Records excerpted from a collection:
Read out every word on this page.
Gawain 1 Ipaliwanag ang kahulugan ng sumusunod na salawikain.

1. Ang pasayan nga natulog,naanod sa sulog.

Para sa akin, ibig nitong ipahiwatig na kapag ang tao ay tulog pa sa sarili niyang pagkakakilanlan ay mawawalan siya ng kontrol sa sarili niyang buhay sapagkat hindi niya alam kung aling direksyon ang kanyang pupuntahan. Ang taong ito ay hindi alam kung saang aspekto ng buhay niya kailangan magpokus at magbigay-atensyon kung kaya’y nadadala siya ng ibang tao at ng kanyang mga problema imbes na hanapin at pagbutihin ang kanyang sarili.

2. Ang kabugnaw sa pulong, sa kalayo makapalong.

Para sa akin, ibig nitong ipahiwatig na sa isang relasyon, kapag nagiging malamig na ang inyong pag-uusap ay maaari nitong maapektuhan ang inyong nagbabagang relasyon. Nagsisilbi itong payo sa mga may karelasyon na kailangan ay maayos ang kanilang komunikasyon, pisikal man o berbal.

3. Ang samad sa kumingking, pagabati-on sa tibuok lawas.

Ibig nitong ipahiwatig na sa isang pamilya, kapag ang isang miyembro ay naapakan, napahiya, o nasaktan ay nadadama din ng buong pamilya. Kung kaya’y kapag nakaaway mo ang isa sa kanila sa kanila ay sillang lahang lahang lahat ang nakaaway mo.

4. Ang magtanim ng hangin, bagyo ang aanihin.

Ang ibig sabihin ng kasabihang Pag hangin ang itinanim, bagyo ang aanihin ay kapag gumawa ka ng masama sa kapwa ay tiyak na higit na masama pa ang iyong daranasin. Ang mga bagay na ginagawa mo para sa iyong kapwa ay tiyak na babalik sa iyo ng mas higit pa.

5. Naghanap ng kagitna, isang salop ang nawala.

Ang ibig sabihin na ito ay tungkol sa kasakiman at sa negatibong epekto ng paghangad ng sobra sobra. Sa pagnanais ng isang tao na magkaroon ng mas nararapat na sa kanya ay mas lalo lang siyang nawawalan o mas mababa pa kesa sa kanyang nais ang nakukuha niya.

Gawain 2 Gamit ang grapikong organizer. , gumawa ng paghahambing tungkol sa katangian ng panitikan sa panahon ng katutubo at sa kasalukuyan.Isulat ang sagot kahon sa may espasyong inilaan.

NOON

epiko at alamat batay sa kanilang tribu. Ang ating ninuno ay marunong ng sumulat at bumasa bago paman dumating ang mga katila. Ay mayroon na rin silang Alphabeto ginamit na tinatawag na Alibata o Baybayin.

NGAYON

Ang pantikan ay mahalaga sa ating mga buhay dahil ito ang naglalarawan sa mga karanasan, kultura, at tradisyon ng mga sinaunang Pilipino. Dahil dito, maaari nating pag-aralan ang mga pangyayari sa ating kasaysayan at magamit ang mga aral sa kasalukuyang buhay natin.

▶ REQUIREMENTS: Identify every line where the string "hangin" appears.

▶ THE RESULT:
4. Ang magtanim ng hangin, bagyo ang aanihin.
Ang ibig sabihin ng kasabihang Pag hangin ang itinanim, bagyo ang aanihin ay kapag gumawa ka ng masama sa kapwa ay tiyak na higit na masama pa ang iyong daranasin. Ang mga bagay na ginagawa mo para sa iyong kapwa ay tiyak na babalik sa iyo ng mas higit pa.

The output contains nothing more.